§ **What is required**
Below is a block of records; repeat each one exactly.

Collected data entries
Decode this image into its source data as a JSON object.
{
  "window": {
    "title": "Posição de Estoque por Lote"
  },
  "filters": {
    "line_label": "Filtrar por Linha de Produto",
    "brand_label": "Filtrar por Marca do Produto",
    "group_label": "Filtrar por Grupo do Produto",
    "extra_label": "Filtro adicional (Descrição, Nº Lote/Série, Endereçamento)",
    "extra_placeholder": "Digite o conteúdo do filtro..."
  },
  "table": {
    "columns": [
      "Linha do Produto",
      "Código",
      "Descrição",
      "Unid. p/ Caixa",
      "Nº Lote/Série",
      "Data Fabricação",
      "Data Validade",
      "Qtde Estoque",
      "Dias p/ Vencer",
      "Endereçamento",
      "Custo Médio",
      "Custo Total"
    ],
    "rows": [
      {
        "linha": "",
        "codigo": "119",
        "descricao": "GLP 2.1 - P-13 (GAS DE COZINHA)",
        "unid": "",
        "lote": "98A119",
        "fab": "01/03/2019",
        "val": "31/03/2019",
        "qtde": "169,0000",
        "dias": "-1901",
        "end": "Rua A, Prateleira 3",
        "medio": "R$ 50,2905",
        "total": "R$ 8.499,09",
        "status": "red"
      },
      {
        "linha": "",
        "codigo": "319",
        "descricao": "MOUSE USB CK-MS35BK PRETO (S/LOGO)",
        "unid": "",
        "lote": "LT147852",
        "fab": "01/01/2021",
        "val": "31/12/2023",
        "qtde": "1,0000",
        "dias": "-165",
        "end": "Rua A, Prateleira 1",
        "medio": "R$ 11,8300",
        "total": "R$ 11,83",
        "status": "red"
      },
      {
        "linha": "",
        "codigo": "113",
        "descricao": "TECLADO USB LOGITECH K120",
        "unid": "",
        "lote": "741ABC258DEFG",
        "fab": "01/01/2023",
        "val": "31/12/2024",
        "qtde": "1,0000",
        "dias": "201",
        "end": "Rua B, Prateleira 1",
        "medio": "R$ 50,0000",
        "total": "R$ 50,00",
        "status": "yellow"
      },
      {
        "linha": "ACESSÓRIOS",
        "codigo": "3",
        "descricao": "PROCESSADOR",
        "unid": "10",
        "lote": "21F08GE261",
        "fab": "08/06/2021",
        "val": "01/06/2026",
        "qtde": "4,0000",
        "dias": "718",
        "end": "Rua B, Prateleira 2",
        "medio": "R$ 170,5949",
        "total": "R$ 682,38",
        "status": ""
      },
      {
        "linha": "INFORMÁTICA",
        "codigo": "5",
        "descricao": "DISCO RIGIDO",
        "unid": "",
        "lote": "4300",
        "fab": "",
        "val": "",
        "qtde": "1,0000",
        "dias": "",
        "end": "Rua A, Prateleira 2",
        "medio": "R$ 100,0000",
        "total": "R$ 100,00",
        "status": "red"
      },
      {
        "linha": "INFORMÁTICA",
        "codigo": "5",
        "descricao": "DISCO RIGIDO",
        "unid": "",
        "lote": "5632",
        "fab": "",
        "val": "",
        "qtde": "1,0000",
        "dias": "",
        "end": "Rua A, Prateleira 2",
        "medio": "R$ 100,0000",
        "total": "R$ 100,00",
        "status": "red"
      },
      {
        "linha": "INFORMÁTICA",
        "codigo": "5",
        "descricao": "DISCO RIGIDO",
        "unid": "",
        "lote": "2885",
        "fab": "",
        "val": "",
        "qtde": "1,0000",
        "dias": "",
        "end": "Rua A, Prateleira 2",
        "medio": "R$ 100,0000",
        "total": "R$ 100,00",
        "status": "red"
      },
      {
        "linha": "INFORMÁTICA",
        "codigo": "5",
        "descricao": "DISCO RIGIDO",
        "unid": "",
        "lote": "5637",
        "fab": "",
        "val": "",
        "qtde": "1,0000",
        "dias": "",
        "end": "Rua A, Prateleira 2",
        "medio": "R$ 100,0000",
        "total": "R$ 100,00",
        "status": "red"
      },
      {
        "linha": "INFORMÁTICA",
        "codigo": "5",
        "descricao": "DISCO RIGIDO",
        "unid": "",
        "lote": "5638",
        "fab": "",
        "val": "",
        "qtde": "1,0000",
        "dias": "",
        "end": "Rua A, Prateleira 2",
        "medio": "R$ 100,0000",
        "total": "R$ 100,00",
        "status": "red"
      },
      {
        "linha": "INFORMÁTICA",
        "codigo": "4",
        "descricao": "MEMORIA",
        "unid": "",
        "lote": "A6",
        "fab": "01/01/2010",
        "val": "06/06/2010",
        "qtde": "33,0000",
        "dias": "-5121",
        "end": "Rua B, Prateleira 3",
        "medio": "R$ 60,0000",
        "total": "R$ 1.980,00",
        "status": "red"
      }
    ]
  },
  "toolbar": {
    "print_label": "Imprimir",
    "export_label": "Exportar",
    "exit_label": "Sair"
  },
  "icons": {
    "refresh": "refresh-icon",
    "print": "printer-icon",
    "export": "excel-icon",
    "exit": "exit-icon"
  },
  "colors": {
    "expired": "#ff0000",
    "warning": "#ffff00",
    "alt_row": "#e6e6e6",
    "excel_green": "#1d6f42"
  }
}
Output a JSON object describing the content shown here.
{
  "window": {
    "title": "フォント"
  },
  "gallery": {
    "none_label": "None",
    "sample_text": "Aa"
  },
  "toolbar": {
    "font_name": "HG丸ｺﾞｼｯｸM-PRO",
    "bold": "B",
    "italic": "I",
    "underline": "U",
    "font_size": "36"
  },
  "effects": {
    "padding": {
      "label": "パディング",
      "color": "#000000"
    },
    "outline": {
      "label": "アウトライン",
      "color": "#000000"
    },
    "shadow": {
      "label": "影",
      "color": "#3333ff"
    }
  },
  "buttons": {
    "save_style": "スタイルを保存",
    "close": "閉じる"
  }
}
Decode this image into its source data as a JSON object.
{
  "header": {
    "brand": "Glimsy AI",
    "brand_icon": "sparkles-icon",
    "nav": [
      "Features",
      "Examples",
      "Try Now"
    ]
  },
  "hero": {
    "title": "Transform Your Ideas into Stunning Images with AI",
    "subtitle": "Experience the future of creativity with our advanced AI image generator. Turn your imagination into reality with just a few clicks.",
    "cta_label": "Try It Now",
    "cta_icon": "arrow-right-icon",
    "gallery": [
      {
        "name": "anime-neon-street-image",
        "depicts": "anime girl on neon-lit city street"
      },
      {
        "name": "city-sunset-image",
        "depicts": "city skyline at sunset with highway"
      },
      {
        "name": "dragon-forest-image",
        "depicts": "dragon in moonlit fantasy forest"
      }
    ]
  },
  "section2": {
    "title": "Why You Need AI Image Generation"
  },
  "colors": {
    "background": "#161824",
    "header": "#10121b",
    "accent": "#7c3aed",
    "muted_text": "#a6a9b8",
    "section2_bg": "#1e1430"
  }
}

§ **Response to this task**
Decode this image into its source data as a JSON object.
{
  "window": {
    "title": "Posição de Estoque por Lote"
  },
  "filters": {
    "line_label": "Filtrar por Linha de Produto",
    "brand_label": "Filtrar por Marca do Produto",
    "group_label": "Filtrar por Grupo do Produto",
    "extra_label": "Filtro adicional (Descrição, Nº Lote/Série, Endereçamento)",
    "extra_placeholder": "Digite o conteúdo do filtro..."
  },
  "table": {
    "columns": [
      "Linha do Produto",
      "Código",
      "Descrição",
      "Unid. p/ Caixa",
      "Nº Lote/Série",
      "Data Fabricação",
      "Data Validade",
      "Qtde Estoque",
      "Dias p/ Vencer",
      "Endereçamento",
      "Custo Médio",
      "Custo Total"
    ],
    "rows": [
      {
        "linha": "",
        "codigo": "119",
        "descricao": "GLP 2.1 - P-13 (GAS DE COZINHA)",
        "unid": "",
        "lote": "98A119",
        "fab": "01/03/2019",
        "val": "31/03/2019",
        "qtde": "169,0000",
        "dias": "-1901",
        "end": "Rua A, Prateleira 3",
        "medio": "R$ 50,2905",
        "total": "R$ 8.499,09",
        "status": "red"
      },
      {
        "linha": "",
        "codigo": "319",
        "descricao": "MOUSE USB CK-MS35BK PRETO (S/LOGO)",
        "unid": "",
        "lote": "LT147852",
        "fab": "01/01/2021",
        "val": "31/12/2023",
        "qtde": "1,0000",
        "dias": "-165",
        "end": "Rua A, Prateleira 1",
        "medio": "R$ 11,8300",
        "total": "R$ 11,83",
        "status": "red"
      },
      {
        "linha": "",
        "codigo": "113",
        "descricao": "TECLADO USB LOGITECH K120",
        "unid": "",
        "lote": "741ABC258DEFG",
        "fab": "01/01/2023",
        "val": "31/12/2024",
        "qtde": "1,0000",
        "dias": "201",
        "end": "Rua B, Prateleira 1",
        "medio": "R$ 50,0000",
        "total": "R$ 50,00",
        "status": "yellow"
      },
      {
        "linha": "ACESSÓRIOS",
        "codigo": "3",
        "descricao": "PROCESSADOR",
        "unid": "10",
        "lote": "21F08GE261",
        "fab": "08/06/2021",
        "val": "01/06/2026",
        "qtde": "4,0000",
        "dias": "718",
        "end": "Rua B, Prateleira 2",
        "medio": "R$ 170,5949",
        "total": "R$ 682,38",
        "status": ""
      },
      {
        "linha": "INFORMÁTICA",
        "codigo": "5",
        "descricao": "DISCO RIGIDO",
        "unid": "",
        "lote": "4300",
        "fab": "",
        "val": "",
        "qtde": "1,0000",
        "dias": "",
        "end": "Rua A, Prateleira 2",
        "medio": "R$ 100,0000",
        "total": "R$ 100,00",
        "status": "red"
      },
      {
        "linha": "INFORMÁTICA",
        "codigo": "5",
        "descricao": "DISCO RIGIDO",
        "unid": "",
        "lote": "5632",
        "fab": "",
        "val": "",
        "qtde": "1,0000",
        "dias": "",
        "end": "Rua A, Prateleira 2",
        "medio": "R$ 100,0000",
        "total": "R$ 100,00",
        "status": "red"
      },
      {
        "linha": "INFORMÁTICA",
        "codigo": "5",
        "descricao": "DISCO RIGIDO",
        "unid": "",
        "lote": "2885",
        "fab": "",
        "val": "",
        "qtde": "1,0000",
        "dias": "",
        "end": "Rua A, Prateleira 2",
        "medio": "R$ 100,0000",
        "total": "R$ 100,00",
        "status": "red"
      },
      {
        "linha": "INFORMÁTICA",
        "codigo": "5",
        "descricao": "DISCO RIGIDO",
        "unid": "",
        "lote": "5637",
        "fab": "",
        "val": "",
        "qtde": "1,0000",
        "dias": "",
        "end": "Rua A, Prateleira 2",
        "medio": "R$ 100,0000",
        "total": "R$ 100,00",
        "status": "red"
      },
      {
        "linha": "INFORMÁTICA",
        "codigo": "5",
        "descricao": "DISCO RIGIDO",
        "unid": "",
        "lote": "5638",
        "fab": "",
        "val": "",
        "qtde": "1,0000",
        "dias": "",
        "end": "Rua A, Prateleira 2",
        "medio": "R$ 100,0000",
        "total": "R$ 100,00",
        "status": "red"
      },
      {
        "linha": "INFORMÁTICA",
        "codigo": "4",
        "descricao": "MEMORIA",
        "unid": "",
        "lote": "A6",
        "fab": "01/01/2010",
        "val": "06/06/2010",
        "qtde": "33,0000",
        "dias": "-5121",
        "end": "Rua B, Prateleira 3",
        "medio": "R$ 60,0000",
        "total": "R$ 1.980,00",
        "status": "red"
      }
    ]
  },
  "toolbar": {
    "print_label": "Imprimir",
    "export_label": "Exportar",
    "exit_label": "Sair"
  },
  "icons": {
    "refresh": "refresh-icon",
    "print": "printer-icon",
    "export": "excel-icon",
    "exit": "exit-icon"
  },
  "colors": {
    "expired": "#ff0000",
    "warning": "#ffff00",
    "alt_row": "#e6e6e6",
    "excel_green": "#1d6f42"
  }
}
Output a JSON object describing the content shown here.
{
  "window": {
    "title": "フォント"
  },
  "gallery": {
    "none_label": "None",
    "sample_text": "Aa"
  },
  "toolbar": {
    "font_name": "HG丸ｺﾞｼｯｸM-PRO",
    "bold": "B",
    "italic": "I",
    "underline": "U",
    "font_size": "36"
  },
  "effects": {
    "padding": {
      "label": "パディング",
      "color": "#000000"
    },
    "outline": {
      "label": "アウトライン",
      "color": "#000000"
    },
    "shadow": {
      "label": "影",
      "color": "#3333ff"
    }
  },
  "buttons": {
    "save_style": "スタイルを保存",
    "close": "閉じる"
  }
}
Decode this image into its source data as a JSON object.
{
  "header": {
    "brand": "Glimsy AI",
    "brand_icon": "sparkles-icon",
    "nav": [
      "Features",
      "Examples",
      "Try Now"
    ]
  },
  "hero": {
    "title": "Transform Your Ideas into Stunning Images with AI",
    "subtitle": "Experience the future of creativity with our advanced AI image generator. Turn your imagination into reality with just a few clicks.",
    "cta_label": "Try It Now",
    "cta_icon": "arrow-right-icon",
    "gallery": [
      {
        "name": "anime-neon-street-image",
        "depicts": "anime girl on neon-lit city street"
      },
      {
        "name": "city-sunset-image",
        "depicts": "city skyline at sunset with highway"
      },
      {
        "name": "dragon-forest-image",
        "depicts": "dragon in moonlit fantasy forest"
      }
    ]
  },
  "section2": {
    "title": "Why You Need AI Image Generation"
  },
  "colors": {
    "background": "#161824",
    "header": "#10121b",
    "accent": "#7c3aed",
    "muted_text": "#a6a9b8",
    "section2_bg": "#1e1430"
  }
}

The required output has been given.